[start]

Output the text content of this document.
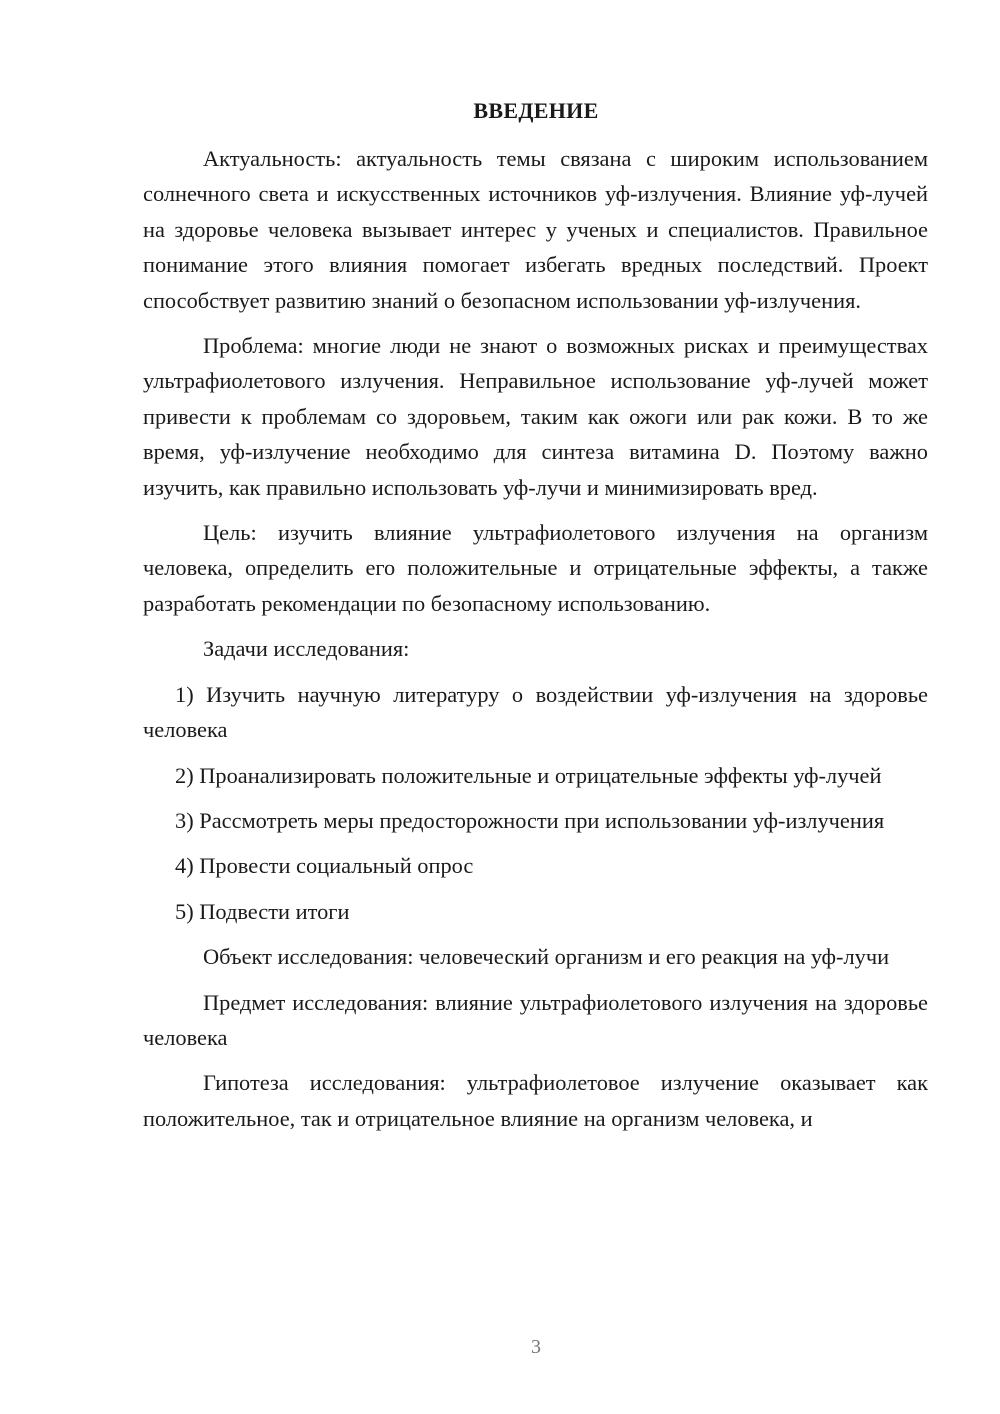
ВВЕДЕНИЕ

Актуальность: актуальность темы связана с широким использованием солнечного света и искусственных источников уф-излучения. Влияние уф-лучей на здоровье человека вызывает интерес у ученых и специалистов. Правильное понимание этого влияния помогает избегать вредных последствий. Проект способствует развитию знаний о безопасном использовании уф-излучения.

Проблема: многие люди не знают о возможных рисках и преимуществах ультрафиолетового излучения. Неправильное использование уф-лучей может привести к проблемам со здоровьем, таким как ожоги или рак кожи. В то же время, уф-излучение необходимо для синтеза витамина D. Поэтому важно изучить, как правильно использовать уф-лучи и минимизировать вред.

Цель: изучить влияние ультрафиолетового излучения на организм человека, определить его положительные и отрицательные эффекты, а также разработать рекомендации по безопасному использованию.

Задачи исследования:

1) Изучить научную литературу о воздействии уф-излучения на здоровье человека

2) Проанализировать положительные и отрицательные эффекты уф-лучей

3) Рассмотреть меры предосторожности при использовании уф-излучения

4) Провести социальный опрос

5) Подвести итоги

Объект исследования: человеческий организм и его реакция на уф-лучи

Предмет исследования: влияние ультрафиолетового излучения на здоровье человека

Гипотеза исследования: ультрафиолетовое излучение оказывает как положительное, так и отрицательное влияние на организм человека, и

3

[end]
[start]

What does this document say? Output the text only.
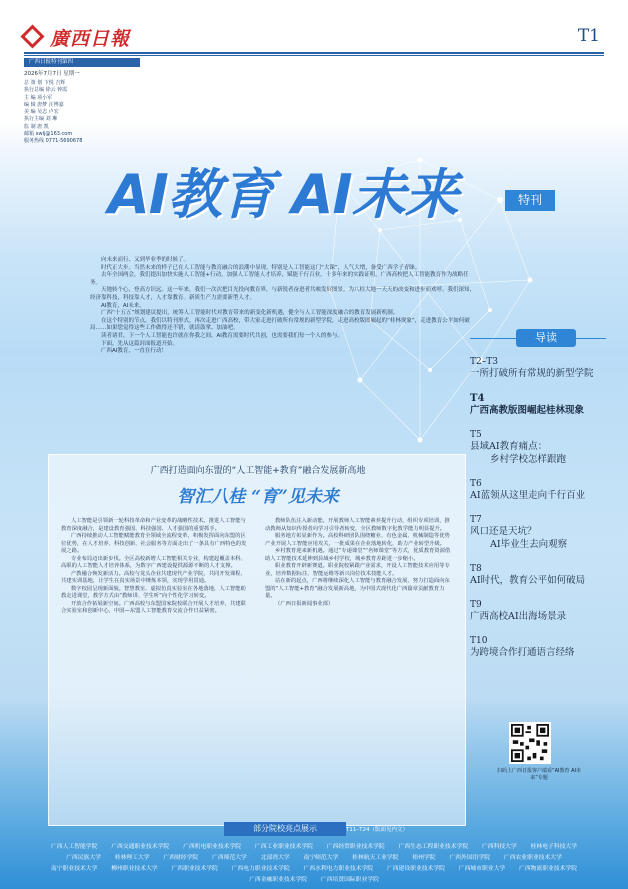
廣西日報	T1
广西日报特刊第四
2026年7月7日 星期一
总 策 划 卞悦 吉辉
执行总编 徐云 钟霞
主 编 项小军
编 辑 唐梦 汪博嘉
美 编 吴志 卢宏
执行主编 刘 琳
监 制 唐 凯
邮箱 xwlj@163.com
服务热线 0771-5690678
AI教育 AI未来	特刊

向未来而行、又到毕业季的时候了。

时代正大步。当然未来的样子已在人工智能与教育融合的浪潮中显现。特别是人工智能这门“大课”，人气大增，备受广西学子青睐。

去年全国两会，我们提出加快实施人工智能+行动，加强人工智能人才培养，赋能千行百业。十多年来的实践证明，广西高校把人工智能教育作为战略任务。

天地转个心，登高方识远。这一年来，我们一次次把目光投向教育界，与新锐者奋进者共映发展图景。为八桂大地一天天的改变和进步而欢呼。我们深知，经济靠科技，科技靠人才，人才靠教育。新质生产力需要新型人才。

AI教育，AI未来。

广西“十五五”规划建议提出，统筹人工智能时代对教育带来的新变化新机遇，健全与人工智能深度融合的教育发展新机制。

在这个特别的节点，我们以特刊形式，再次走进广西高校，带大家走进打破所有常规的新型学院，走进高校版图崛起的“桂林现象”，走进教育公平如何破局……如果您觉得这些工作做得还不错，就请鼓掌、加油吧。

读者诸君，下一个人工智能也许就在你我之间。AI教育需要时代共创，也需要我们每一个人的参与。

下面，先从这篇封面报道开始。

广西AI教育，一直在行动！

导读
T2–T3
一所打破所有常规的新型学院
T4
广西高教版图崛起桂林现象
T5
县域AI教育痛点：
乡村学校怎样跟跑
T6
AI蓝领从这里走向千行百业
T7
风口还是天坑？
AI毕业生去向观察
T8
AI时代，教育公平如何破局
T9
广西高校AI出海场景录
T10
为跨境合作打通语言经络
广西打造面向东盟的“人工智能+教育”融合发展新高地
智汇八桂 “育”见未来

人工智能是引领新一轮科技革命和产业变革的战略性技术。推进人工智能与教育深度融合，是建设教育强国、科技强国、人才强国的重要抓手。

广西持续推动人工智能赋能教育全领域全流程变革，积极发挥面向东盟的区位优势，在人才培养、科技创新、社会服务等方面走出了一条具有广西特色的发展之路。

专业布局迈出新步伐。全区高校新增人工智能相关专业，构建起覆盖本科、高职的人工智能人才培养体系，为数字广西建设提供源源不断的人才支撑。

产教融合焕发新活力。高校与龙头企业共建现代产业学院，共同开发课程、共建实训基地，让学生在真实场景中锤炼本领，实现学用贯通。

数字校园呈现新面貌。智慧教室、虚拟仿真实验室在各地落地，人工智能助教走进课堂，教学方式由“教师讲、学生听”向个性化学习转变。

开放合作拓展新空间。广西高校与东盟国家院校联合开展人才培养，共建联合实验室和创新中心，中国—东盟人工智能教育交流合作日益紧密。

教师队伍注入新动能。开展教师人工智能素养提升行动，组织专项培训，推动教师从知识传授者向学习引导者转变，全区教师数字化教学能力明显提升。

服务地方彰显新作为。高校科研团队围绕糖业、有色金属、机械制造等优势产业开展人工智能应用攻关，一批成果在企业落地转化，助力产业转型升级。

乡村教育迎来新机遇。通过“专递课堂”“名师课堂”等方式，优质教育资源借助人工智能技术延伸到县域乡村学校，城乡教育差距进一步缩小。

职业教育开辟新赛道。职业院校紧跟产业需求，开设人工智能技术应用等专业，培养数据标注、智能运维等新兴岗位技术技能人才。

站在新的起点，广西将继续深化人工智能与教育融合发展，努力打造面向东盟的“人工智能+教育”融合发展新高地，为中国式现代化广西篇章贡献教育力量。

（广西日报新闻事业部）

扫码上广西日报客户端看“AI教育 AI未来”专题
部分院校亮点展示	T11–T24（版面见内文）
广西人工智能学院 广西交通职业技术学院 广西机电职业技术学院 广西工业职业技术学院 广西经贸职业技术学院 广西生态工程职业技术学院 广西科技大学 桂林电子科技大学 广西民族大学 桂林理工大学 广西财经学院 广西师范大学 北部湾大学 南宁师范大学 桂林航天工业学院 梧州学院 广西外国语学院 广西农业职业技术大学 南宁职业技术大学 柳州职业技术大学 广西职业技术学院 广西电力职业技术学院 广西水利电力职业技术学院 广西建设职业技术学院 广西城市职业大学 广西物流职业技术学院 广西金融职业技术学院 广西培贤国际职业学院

[end]
[start]

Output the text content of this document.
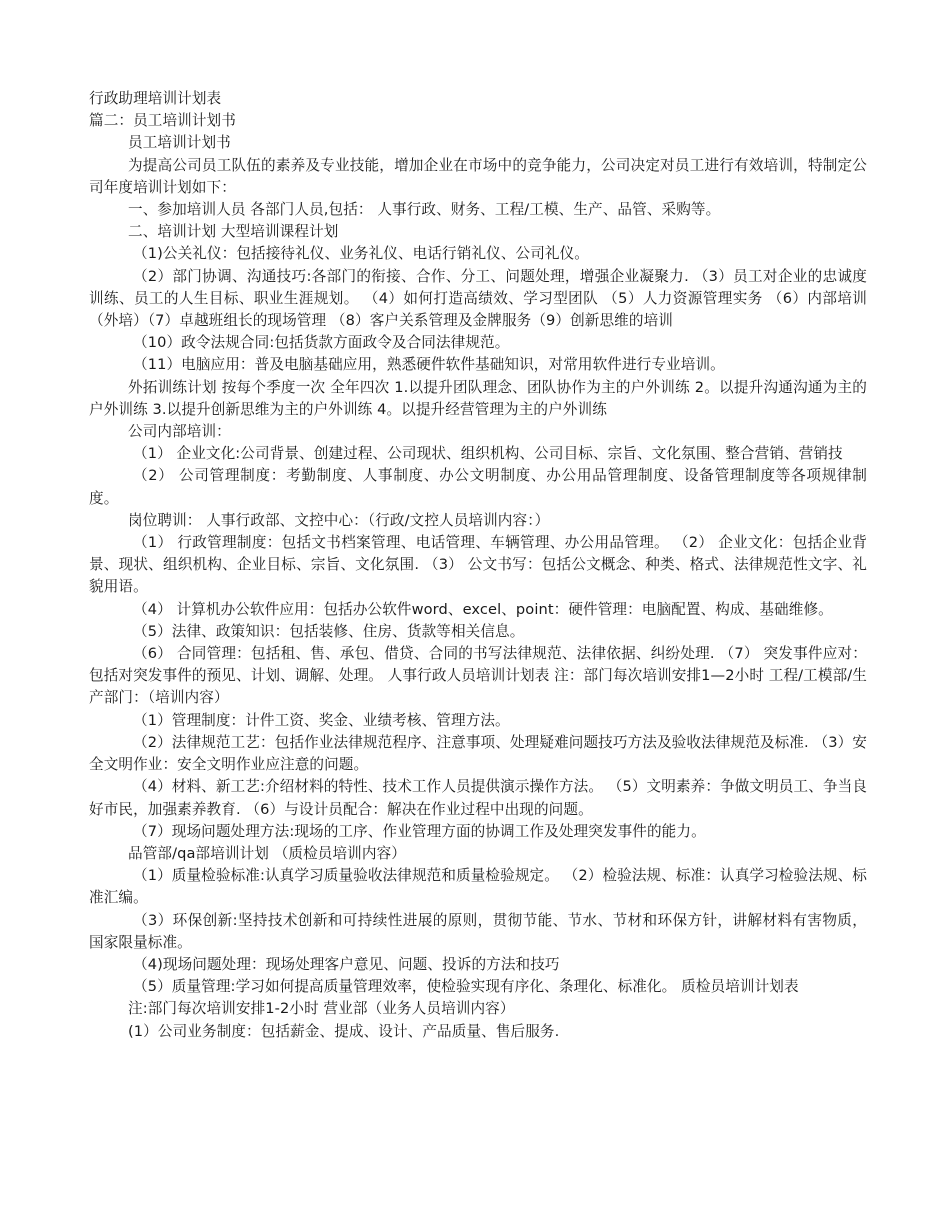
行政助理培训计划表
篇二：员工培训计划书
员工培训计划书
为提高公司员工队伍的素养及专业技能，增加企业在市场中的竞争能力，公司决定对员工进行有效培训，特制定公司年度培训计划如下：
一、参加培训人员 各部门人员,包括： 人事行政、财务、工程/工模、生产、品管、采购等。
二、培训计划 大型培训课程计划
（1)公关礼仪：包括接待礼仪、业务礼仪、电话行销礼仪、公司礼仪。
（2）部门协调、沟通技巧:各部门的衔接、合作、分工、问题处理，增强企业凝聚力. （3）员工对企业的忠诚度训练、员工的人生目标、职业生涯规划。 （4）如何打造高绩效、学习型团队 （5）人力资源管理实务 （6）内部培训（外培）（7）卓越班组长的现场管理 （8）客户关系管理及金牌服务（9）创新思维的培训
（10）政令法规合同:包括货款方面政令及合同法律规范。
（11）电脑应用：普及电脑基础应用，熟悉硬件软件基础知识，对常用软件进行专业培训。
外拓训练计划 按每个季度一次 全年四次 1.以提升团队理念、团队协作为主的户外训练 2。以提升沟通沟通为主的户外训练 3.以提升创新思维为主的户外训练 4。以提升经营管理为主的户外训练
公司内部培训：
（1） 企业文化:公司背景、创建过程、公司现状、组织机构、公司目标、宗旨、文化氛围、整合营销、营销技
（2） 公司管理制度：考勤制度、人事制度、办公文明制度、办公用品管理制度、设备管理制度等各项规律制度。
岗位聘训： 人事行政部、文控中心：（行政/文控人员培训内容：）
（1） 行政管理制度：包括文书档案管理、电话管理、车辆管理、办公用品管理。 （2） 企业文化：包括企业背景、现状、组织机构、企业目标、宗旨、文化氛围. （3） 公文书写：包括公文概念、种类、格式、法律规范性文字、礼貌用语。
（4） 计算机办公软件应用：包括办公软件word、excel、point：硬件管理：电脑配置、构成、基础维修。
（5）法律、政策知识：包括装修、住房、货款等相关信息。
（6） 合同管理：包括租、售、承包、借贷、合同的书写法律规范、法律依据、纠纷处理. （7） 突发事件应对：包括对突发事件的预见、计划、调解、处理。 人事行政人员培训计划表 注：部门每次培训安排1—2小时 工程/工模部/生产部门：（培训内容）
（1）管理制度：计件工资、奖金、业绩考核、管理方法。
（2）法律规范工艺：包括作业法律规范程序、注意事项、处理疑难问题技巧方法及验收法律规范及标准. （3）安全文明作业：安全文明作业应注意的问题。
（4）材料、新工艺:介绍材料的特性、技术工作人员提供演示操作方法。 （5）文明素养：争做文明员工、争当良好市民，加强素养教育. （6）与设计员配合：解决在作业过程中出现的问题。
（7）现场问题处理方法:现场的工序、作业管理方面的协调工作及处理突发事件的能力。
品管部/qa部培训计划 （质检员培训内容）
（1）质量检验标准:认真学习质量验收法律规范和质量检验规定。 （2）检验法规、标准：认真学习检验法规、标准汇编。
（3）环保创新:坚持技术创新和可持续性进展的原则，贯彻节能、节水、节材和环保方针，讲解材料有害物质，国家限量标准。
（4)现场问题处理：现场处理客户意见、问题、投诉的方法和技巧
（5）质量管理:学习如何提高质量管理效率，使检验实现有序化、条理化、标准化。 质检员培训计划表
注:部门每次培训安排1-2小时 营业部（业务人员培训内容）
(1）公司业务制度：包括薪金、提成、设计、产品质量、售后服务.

[end]

Gather from the records above every line containing the string "лучей".

Актуальность: актуальность темы связана с широким использованием солнечного света и искусственных источников уф-излучения. Влияние уф-лучей на здоровье человека вызывает интерес у ученых и специалистов. Правильное понимание этого влияния помогает избегать вредных последствий. Проект способствует развитию знаний о безопасном использовании уф-излучения.
Проблема: многие люди не знают о возможных рисках и преимуществах ультрафиолетового излучения. Неправильное использование уф-лучей может привести к проблемам со здоровьем, таким как ожоги или рак кожи. В то же время, уф-излучение необходимо для синтеза витамина D. Поэтому важно изучить, как правильно использовать уф-лучи и минимизировать вред.
2) Проанализировать положительные и отрицательные эффекты уф-лучей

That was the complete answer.